[Task directions] Provide the data again in its entirety, exactly as given.

[Dataset]
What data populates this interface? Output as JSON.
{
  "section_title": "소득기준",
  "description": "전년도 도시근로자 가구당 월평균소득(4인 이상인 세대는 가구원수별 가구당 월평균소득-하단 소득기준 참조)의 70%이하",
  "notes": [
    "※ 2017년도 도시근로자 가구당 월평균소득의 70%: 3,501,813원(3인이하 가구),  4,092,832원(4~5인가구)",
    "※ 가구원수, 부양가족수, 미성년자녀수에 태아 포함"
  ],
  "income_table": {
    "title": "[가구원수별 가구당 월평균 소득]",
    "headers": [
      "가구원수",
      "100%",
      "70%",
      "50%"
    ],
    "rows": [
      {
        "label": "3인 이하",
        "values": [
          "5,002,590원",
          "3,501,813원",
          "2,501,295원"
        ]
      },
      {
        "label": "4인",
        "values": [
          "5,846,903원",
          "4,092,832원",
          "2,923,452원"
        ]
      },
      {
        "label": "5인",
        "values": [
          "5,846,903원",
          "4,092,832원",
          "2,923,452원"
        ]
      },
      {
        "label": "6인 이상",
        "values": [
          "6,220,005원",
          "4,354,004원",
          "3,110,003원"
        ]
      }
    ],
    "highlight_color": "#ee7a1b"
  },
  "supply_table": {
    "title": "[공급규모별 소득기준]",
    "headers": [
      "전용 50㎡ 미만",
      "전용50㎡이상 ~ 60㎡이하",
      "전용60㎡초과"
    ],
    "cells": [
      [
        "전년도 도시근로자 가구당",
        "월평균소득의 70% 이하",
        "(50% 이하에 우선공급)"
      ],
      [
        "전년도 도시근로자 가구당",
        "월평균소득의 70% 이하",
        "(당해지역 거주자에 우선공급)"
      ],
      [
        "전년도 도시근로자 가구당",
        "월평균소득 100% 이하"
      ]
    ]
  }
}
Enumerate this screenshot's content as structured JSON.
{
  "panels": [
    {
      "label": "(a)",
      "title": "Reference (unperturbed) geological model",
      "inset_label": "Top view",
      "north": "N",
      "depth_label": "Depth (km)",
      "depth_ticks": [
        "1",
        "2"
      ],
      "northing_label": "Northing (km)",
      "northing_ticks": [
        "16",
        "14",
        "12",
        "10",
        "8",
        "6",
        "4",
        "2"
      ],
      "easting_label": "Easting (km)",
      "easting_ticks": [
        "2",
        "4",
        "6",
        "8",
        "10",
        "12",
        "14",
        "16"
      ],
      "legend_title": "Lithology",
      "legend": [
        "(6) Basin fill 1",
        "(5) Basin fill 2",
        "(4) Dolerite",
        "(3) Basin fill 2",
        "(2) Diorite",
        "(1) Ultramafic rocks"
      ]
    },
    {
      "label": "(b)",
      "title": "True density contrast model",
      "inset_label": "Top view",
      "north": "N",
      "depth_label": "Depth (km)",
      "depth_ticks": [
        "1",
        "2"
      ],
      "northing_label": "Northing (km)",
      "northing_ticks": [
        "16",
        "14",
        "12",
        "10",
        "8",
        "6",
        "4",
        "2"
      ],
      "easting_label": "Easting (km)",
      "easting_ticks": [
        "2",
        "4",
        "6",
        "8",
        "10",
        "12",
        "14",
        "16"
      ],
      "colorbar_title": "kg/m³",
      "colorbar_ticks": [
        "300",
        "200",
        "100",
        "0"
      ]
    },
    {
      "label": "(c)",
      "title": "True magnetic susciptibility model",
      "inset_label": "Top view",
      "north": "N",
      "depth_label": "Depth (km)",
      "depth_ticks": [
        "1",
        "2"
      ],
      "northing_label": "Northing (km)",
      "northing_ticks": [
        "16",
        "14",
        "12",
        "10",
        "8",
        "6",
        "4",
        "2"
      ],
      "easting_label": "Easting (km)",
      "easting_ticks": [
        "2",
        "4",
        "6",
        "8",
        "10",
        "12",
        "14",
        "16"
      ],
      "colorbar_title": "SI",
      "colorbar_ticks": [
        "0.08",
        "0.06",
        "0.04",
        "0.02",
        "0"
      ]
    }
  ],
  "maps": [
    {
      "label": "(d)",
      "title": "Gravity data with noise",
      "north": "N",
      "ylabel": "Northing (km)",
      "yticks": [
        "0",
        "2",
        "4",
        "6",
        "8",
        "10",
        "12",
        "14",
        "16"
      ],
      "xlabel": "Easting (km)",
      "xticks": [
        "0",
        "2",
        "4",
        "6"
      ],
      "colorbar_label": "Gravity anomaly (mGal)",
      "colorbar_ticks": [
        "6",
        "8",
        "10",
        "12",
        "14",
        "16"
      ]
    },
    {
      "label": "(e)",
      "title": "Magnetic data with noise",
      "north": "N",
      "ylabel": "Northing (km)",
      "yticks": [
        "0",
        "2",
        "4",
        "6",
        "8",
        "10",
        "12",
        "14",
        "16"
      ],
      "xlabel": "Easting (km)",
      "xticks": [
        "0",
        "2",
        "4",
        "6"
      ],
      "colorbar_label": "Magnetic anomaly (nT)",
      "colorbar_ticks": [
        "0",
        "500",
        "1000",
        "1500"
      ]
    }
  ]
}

[Expected answer]
What data populates this interface? Output as JSON.
{
  "section_title": "소득기준",
  "description": "전년도 도시근로자 가구당 월평균소득(4인 이상인 세대는 가구원수별 가구당 월평균소득-하단 소득기준 참조)의 70%이하",
  "notes": [
    "※ 2017년도 도시근로자 가구당 월평균소득의 70%: 3,501,813원(3인이하 가구),  4,092,832원(4~5인가구)",
    "※ 가구원수, 부양가족수, 미성년자녀수에 태아 포함"
  ],
  "income_table": {
    "title": "[가구원수별 가구당 월평균 소득]",
    "headers": [
      "가구원수",
      "100%",
      "70%",
      "50%"
    ],
    "rows": [
      {
        "label": "3인 이하",
        "values": [
          "5,002,590원",
          "3,501,813원",
          "2,501,295원"
        ]
      },
      {
        "label": "4인",
        "values": [
          "5,846,903원",
          "4,092,832원",
          "2,923,452원"
        ]
      },
      {
        "label": "5인",
        "values": [
          "5,846,903원",
          "4,092,832원",
          "2,923,452원"
        ]
      },
      {
        "label": "6인 이상",
        "values": [
          "6,220,005원",
          "4,354,004원",
          "3,110,003원"
        ]
      }
    ],
    "highlight_color": "#ee7a1b"
  },
  "supply_table": {
    "title": "[공급규모별 소득기준]",
    "headers": [
      "전용 50㎡ 미만",
      "전용50㎡이상 ~ 60㎡이하",
      "전용60㎡초과"
    ],
    "cells": [
      [
        "전년도 도시근로자 가구당",
        "월평균소득의 70% 이하",
        "(50% 이하에 우선공급)"
      ],
      [
        "전년도 도시근로자 가구당",
        "월평균소득의 70% 이하",
        "(당해지역 거주자에 우선공급)"
      ],
      [
        "전년도 도시근로자 가구당",
        "월평균소득 100% 이하"
      ]
    ]
  }
}
Enumerate this screenshot's content as structured JSON.
{
  "panels": [
    {
      "label": "(a)",
      "title": "Reference (unperturbed) geological model",
      "inset_label": "Top view",
      "north": "N",
      "depth_label": "Depth (km)",
      "depth_ticks": [
        "1",
        "2"
      ],
      "northing_label": "Northing (km)",
      "northing_ticks": [
        "16",
        "14",
        "12",
        "10",
        "8",
        "6",
        "4",
        "2"
      ],
      "easting_label": "Easting (km)",
      "easting_ticks": [
        "2",
        "4",
        "6",
        "8",
        "10",
        "12",
        "14",
        "16"
      ],
      "legend_title": "Lithology",
      "legend": [
        "(6) Basin fill 1",
        "(5) Basin fill 2",
        "(4) Dolerite",
        "(3) Basin fill 2",
        "(2) Diorite",
        "(1) Ultramafic rocks"
      ]
    },
    {
      "label": "(b)",
      "title": "True density contrast model",
      "inset_label": "Top view",
      "north": "N",
      "depth_label": "Depth (km)",
      "depth_ticks": [
        "1",
        "2"
      ],
      "northing_label": "Northing (km)",
      "northing_ticks": [
        "16",
        "14",
        "12",
        "10",
        "8",
        "6",
        "4",
        "2"
      ],
      "easting_label": "Easting (km)",
      "easting_ticks": [
        "2",
        "4",
        "6",
        "8",
        "10",
        "12",
        "14",
        "16"
      ],
      "colorbar_title": "kg/m³",
      "colorbar_ticks": [
        "300",
        "200",
        "100",
        "0"
      ]
    },
    {
      "label": "(c)",
      "title": "True magnetic susciptibility model",
      "inset_label": "Top view",
      "north": "N",
      "depth_label": "Depth (km)",
      "depth_ticks": [
        "1",
        "2"
      ],
      "northing_label": "Northing (km)",
      "northing_ticks": [
        "16",
        "14",
        "12",
        "10",
        "8",
        "6",
        "4",
        "2"
      ],
      "easting_label": "Easting (km)",
      "easting_ticks": [
        "2",
        "4",
        "6",
        "8",
        "10",
        "12",
        "14",
        "16"
      ],
      "colorbar_title": "SI",
      "colorbar_ticks": [
        "0.08",
        "0.06",
        "0.04",
        "0.02",
        "0"
      ]
    }
  ],
  "maps": [
    {
      "label": "(d)",
      "title": "Gravity data with noise",
      "north": "N",
      "ylabel": "Northing (km)",
      "yticks": [
        "0",
        "2",
        "4",
        "6",
        "8",
        "10",
        "12",
        "14",
        "16"
      ],
      "xlabel": "Easting (km)",
      "xticks": [
        "0",
        "2",
        "4",
        "6"
      ],
      "colorbar_label": "Gravity anomaly (mGal)",
      "colorbar_ticks": [
        "6",
        "8",
        "10",
        "12",
        "14",
        "16"
      ]
    },
    {
      "label": "(e)",
      "title": "Magnetic data with noise",
      "north": "N",
      "ylabel": "Northing (km)",
      "yticks": [
        "0",
        "2",
        "4",
        "6",
        "8",
        "10",
        "12",
        "14",
        "16"
      ],
      "xlabel": "Easting (km)",
      "xticks": [
        "0",
        "2",
        "4",
        "6"
      ],
      "colorbar_label": "Magnetic anomaly (nT)",
      "colorbar_ticks": [
        "0",
        "500",
        "1000",
        "1500"
      ]
    }
  ]
}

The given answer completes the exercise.